■ **Exercise details**: Filter for the word "Alisson" and keep each matching line.

:: Dataset rows

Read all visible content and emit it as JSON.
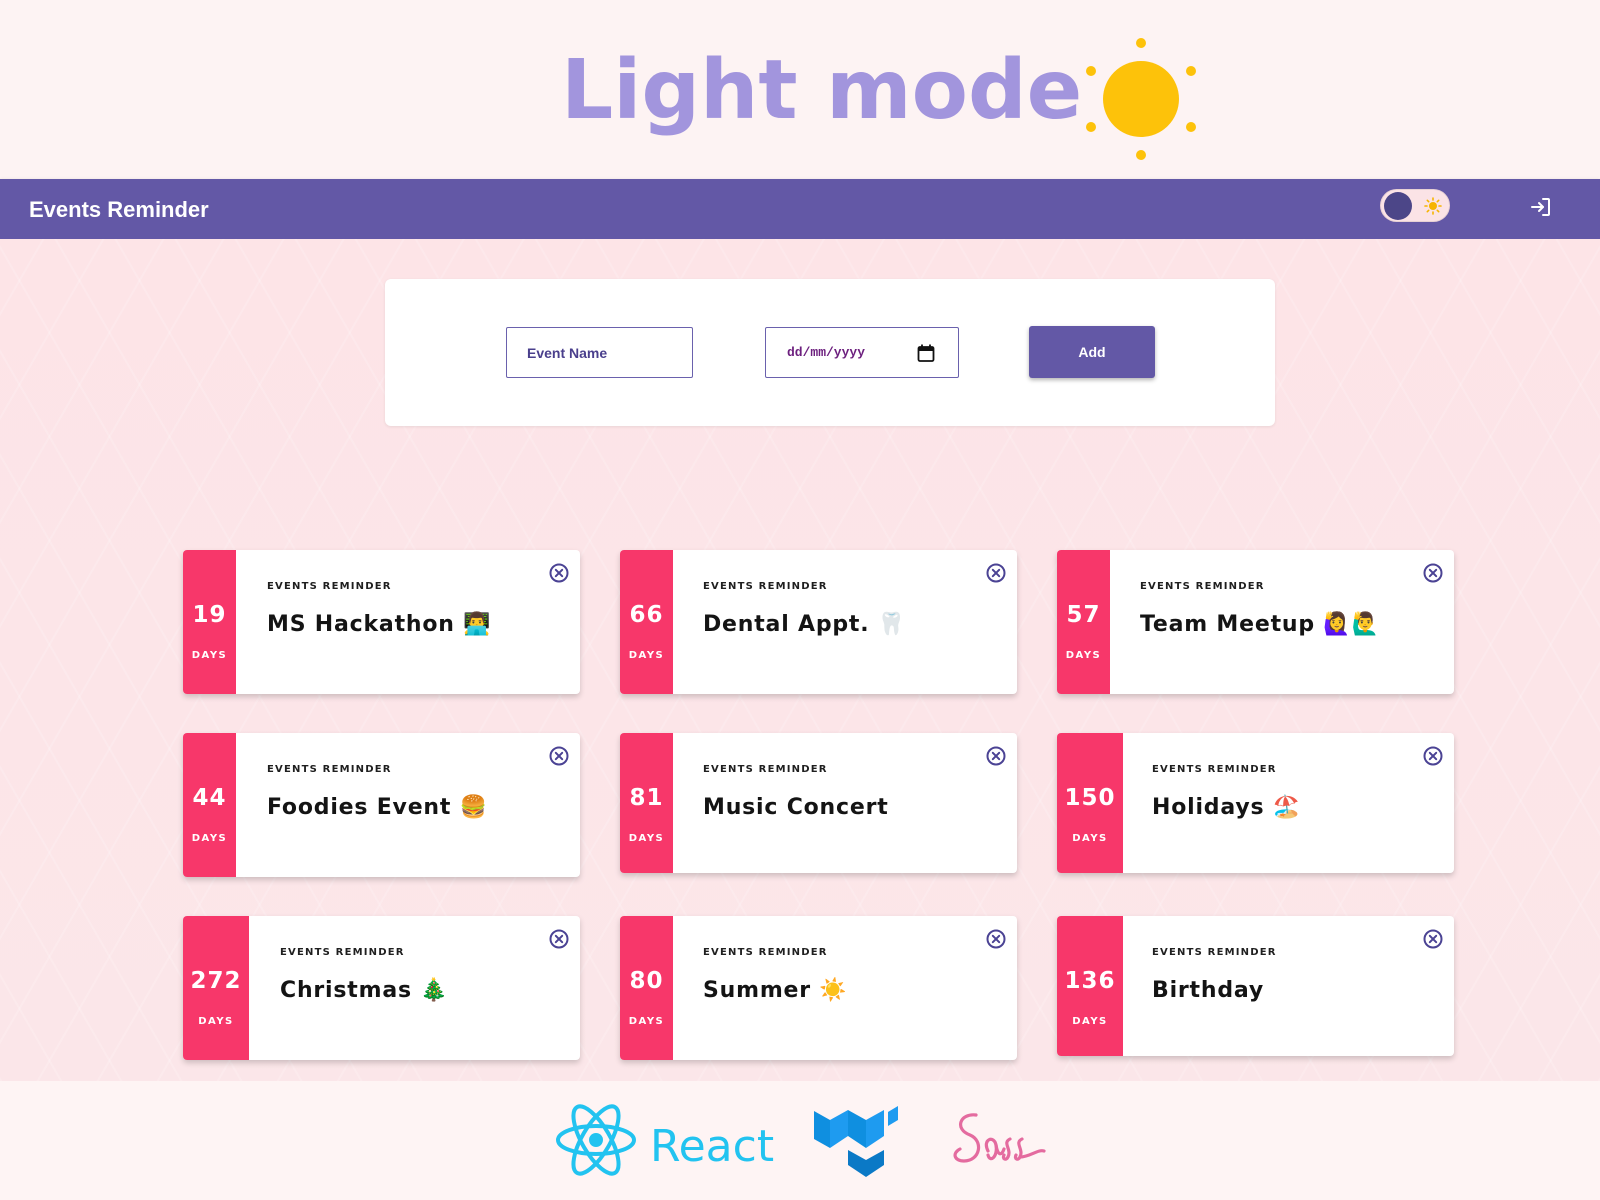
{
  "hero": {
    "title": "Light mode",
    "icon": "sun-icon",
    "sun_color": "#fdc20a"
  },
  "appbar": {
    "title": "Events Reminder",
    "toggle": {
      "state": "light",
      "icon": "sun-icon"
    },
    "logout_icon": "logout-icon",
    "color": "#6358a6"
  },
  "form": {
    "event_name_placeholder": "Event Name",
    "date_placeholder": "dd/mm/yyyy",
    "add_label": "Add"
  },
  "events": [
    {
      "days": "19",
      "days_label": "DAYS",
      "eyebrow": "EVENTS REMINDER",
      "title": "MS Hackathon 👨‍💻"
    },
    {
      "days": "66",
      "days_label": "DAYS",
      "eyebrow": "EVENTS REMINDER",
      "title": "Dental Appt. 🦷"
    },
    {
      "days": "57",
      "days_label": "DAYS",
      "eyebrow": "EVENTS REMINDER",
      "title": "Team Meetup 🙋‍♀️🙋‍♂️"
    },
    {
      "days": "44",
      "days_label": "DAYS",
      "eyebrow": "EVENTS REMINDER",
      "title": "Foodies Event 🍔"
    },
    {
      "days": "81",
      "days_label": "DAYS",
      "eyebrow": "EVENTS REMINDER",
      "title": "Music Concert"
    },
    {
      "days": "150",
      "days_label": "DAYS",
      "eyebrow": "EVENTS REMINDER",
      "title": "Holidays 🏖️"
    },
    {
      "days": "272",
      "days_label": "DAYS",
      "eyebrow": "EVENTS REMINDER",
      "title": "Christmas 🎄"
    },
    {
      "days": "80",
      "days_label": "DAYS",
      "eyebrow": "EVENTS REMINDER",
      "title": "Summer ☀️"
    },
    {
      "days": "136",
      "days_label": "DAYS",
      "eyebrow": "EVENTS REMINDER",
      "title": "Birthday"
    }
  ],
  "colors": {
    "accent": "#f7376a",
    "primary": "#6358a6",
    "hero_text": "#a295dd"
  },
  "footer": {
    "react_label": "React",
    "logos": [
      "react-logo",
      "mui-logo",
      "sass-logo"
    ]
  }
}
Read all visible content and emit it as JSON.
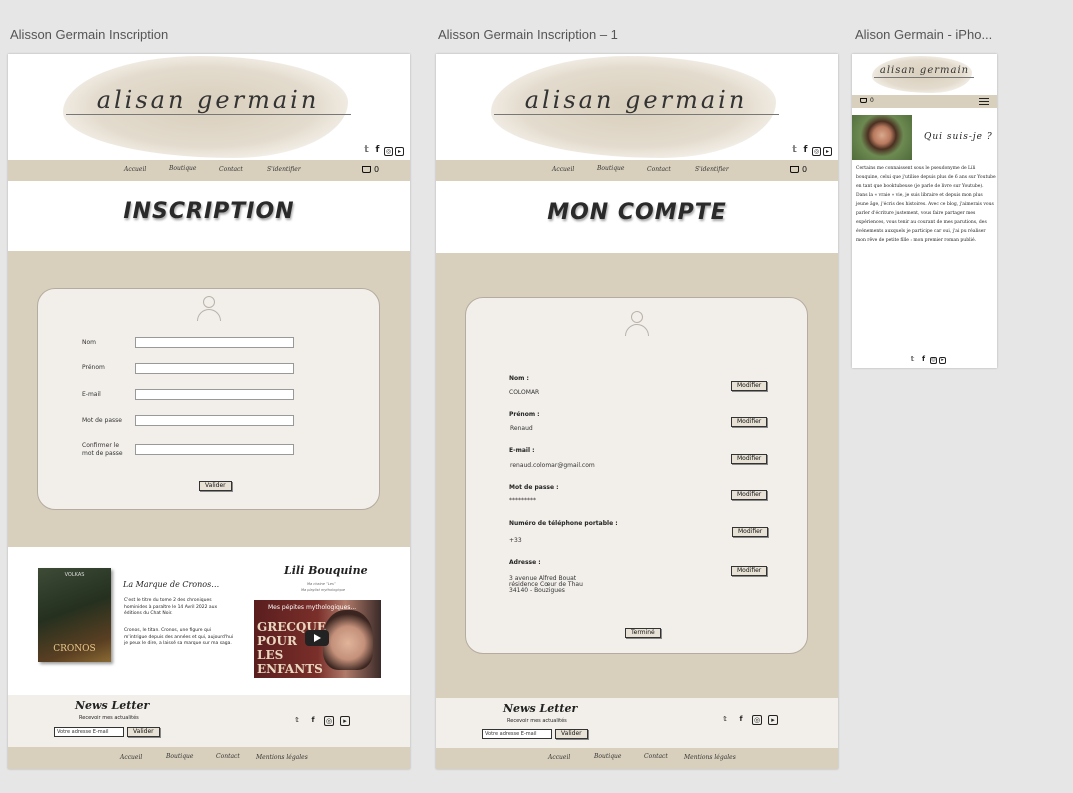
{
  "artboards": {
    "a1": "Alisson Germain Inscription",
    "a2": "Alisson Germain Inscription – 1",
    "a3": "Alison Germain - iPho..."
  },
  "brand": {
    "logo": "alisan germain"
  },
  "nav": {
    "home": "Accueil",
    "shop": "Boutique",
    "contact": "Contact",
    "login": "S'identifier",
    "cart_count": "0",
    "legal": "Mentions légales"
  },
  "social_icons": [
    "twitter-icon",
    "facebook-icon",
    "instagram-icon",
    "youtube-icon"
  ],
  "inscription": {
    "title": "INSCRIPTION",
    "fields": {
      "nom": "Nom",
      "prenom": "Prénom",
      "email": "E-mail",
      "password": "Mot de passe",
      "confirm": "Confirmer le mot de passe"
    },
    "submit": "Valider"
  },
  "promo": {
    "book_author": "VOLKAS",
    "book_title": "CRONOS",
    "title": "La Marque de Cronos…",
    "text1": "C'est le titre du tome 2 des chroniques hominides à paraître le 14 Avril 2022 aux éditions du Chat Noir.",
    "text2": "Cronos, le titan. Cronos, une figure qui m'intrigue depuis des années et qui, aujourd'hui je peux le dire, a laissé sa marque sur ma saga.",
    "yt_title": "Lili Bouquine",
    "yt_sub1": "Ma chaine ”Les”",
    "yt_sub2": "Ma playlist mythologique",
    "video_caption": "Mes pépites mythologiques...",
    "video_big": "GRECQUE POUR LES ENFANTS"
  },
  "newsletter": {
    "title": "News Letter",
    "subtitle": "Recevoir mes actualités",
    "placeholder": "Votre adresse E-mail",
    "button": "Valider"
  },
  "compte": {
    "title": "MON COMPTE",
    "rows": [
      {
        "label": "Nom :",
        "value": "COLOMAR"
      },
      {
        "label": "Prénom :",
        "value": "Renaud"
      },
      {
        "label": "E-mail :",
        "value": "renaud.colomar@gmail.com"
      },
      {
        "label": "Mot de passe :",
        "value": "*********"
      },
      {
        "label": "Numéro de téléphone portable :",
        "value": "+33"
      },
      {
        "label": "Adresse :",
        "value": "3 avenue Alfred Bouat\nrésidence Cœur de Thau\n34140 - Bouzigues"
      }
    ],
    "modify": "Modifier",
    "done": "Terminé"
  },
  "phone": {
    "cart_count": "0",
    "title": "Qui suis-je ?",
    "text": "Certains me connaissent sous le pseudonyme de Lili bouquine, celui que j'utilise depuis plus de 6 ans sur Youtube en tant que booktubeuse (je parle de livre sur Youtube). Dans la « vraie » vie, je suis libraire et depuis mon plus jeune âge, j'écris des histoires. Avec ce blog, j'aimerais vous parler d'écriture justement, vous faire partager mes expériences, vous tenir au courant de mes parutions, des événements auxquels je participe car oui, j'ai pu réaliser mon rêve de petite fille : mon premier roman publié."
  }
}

::::

■ **Answer to this problem**:
    "a1": "Alisson Germain Inscription",
    "a2": "Alisson Germain Inscription – 1",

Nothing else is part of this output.